▸ **Work to be completed**
Extract each line containing the string "Wykładowcy".

▸ **Data supplied**

****************************************

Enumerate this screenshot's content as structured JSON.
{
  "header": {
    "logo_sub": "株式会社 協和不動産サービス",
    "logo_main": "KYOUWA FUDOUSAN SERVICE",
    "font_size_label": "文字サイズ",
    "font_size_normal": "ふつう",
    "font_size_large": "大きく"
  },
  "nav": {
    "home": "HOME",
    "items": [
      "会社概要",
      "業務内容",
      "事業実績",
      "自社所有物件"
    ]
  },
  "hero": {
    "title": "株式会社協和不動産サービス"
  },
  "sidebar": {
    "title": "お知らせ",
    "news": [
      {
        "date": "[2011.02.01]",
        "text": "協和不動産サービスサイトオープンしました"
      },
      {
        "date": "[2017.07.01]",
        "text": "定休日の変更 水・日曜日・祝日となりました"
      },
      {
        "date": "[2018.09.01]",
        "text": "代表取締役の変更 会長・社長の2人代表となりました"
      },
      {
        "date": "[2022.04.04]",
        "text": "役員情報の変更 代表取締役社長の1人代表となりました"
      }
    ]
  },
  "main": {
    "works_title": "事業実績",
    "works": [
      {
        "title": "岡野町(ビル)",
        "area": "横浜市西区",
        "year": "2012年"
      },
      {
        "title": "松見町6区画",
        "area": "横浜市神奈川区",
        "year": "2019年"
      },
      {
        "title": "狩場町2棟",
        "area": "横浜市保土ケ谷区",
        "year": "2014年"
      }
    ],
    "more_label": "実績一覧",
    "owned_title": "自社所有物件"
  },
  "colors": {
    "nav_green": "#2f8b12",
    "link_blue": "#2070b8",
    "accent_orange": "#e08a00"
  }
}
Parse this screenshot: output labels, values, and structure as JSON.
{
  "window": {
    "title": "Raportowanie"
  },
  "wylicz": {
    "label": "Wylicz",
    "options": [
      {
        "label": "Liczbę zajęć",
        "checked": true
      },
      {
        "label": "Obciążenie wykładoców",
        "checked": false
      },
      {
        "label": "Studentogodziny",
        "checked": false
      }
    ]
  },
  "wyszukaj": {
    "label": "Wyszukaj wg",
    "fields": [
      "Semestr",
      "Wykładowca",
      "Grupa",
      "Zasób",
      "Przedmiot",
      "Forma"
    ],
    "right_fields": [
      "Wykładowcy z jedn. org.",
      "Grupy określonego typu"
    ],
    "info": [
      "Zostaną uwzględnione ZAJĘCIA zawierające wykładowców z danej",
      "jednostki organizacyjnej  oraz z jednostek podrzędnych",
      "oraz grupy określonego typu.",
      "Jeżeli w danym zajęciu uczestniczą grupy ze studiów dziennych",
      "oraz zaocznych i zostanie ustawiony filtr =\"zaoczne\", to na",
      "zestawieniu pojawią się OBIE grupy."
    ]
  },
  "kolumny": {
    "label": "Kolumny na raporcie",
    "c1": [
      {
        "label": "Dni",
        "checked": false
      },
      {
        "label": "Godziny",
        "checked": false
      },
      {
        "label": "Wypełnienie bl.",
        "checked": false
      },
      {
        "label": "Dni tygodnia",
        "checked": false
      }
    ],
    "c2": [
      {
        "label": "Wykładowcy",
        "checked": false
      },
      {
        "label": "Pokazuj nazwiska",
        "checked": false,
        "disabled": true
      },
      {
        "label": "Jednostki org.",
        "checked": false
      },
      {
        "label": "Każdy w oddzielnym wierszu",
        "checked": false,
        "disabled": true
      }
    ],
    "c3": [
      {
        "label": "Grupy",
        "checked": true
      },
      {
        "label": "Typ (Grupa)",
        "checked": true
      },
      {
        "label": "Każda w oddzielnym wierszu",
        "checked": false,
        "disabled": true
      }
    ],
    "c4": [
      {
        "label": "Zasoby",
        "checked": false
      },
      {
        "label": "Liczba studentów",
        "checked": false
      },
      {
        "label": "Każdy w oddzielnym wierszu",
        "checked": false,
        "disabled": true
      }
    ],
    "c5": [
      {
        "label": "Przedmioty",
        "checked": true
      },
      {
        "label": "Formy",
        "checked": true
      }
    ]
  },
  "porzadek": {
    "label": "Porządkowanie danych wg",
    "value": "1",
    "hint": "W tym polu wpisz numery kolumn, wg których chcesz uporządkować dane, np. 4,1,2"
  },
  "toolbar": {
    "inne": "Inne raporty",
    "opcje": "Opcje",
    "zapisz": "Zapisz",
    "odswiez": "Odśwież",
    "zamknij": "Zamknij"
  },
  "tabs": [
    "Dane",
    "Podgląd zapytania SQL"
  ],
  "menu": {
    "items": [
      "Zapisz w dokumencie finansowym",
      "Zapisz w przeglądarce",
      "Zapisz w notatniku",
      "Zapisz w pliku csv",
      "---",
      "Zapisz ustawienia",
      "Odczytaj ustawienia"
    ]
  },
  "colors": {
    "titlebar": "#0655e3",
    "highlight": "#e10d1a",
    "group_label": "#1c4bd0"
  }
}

****************************************

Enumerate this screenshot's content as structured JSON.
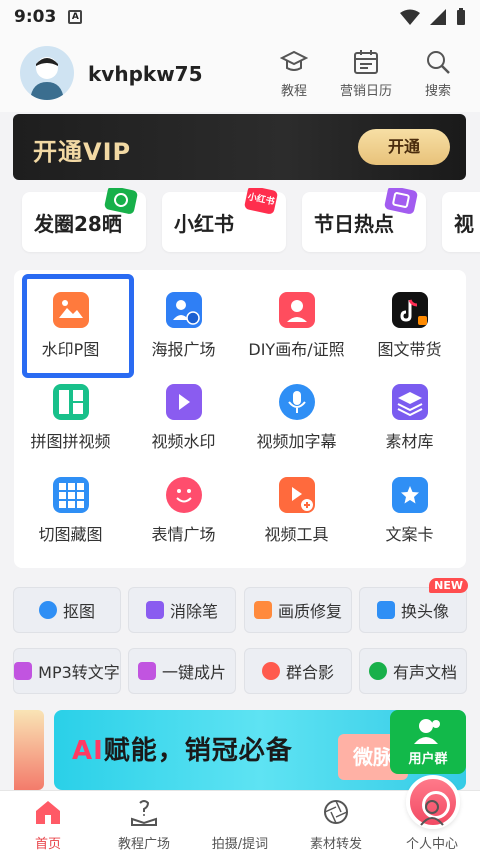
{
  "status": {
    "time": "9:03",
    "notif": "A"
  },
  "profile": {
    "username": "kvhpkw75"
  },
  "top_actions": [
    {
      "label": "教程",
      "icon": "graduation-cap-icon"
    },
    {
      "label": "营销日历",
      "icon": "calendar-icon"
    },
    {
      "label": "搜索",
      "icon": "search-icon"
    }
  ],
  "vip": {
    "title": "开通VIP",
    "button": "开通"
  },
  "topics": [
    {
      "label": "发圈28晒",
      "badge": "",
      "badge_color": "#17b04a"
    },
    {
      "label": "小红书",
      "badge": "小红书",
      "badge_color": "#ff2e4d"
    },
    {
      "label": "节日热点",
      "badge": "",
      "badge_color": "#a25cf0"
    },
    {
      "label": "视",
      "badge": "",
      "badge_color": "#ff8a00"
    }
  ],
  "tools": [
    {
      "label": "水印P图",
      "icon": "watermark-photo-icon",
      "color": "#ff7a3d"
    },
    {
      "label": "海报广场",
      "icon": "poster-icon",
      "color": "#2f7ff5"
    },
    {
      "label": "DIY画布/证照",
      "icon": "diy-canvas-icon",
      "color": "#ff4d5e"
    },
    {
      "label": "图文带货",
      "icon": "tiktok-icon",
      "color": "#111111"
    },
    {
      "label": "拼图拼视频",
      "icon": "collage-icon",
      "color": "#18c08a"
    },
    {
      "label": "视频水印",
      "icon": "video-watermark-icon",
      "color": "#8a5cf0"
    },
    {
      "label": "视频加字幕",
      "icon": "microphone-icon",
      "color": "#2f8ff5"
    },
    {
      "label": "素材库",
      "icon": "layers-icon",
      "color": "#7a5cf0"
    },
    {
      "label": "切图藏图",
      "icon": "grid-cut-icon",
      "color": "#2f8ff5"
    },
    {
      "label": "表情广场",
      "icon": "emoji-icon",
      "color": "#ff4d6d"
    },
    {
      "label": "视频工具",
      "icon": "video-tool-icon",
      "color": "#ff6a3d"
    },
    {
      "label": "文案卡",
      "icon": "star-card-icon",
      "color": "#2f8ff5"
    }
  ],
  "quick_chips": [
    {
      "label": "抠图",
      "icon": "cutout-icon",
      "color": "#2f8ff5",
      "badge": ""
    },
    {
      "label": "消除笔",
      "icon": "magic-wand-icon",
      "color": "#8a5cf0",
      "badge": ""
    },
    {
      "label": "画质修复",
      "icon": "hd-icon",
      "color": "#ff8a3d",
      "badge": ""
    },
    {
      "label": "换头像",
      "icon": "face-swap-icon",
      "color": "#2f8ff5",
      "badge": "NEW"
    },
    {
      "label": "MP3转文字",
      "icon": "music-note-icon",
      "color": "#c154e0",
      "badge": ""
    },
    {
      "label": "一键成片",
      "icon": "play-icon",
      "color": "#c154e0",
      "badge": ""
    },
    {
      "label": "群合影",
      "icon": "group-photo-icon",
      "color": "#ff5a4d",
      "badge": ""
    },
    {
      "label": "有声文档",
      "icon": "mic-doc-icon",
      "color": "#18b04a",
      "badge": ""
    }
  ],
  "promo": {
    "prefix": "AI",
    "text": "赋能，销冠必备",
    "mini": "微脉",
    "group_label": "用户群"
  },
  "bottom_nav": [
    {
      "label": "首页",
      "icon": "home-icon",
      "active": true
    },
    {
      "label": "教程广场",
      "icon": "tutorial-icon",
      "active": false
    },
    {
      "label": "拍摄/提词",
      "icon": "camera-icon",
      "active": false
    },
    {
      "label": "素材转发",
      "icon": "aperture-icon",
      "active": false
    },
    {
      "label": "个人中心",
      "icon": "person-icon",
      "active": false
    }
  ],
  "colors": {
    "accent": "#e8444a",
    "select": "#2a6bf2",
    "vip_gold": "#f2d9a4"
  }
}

****************************************

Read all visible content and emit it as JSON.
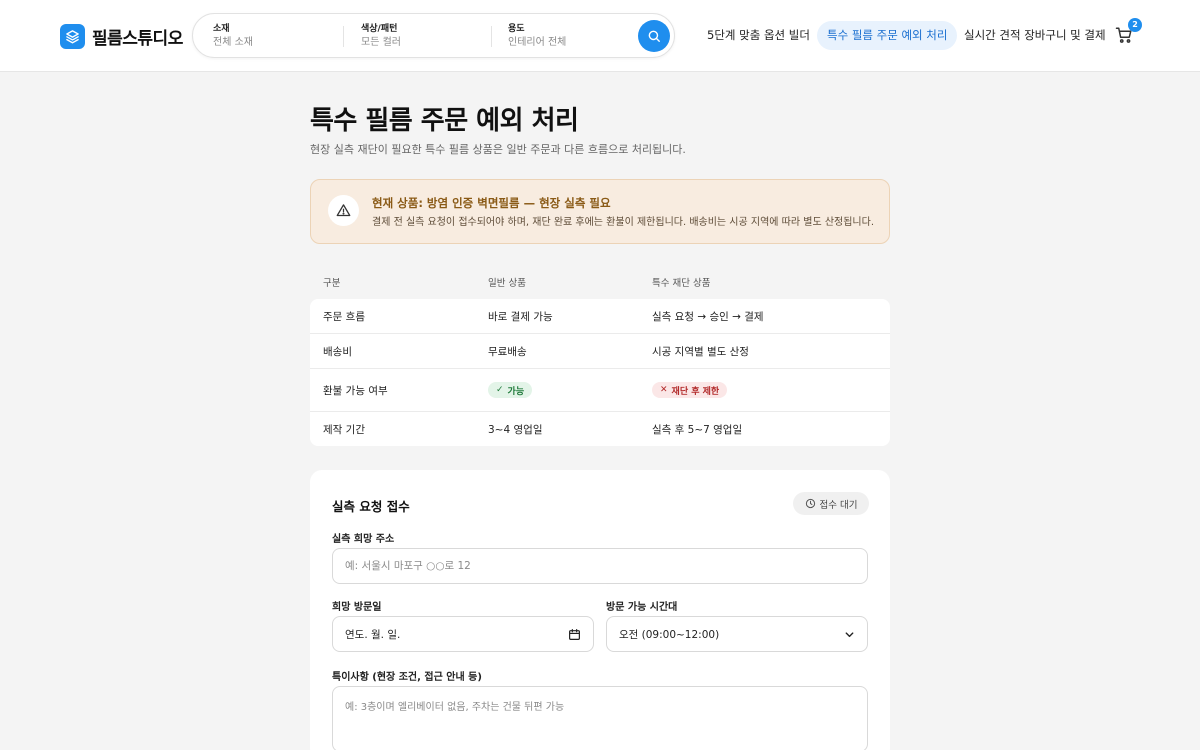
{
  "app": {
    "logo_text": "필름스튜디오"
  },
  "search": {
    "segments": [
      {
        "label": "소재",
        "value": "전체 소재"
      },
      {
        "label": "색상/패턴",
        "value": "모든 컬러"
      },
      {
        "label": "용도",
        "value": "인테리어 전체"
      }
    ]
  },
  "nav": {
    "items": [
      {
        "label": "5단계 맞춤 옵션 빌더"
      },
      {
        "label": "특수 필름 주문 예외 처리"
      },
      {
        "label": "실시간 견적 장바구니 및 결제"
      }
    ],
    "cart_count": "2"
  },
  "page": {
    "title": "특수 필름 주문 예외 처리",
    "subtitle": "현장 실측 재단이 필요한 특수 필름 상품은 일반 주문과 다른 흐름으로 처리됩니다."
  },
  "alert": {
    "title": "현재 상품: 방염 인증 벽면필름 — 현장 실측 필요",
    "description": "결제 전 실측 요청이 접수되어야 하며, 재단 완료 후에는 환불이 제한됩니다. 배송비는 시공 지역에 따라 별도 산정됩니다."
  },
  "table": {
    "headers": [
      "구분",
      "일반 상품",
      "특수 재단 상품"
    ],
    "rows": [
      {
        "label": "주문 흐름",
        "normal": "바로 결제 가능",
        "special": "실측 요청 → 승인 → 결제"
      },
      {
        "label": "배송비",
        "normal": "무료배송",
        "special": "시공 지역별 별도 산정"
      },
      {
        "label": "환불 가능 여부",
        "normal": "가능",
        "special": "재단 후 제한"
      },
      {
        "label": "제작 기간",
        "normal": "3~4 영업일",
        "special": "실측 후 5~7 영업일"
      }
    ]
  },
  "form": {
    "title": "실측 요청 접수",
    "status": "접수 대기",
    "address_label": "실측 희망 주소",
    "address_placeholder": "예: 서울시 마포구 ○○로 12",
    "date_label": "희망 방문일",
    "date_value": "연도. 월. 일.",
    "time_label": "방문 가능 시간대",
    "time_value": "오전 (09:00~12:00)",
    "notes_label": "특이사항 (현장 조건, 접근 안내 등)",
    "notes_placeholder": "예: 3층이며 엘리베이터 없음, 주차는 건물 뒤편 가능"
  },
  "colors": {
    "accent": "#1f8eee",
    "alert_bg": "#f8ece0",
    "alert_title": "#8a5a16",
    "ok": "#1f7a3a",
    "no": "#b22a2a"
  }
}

****************************************

▸ **Task solution**
      "Wykładowcy z jedn. org.",
        "label": "Wykładowcy",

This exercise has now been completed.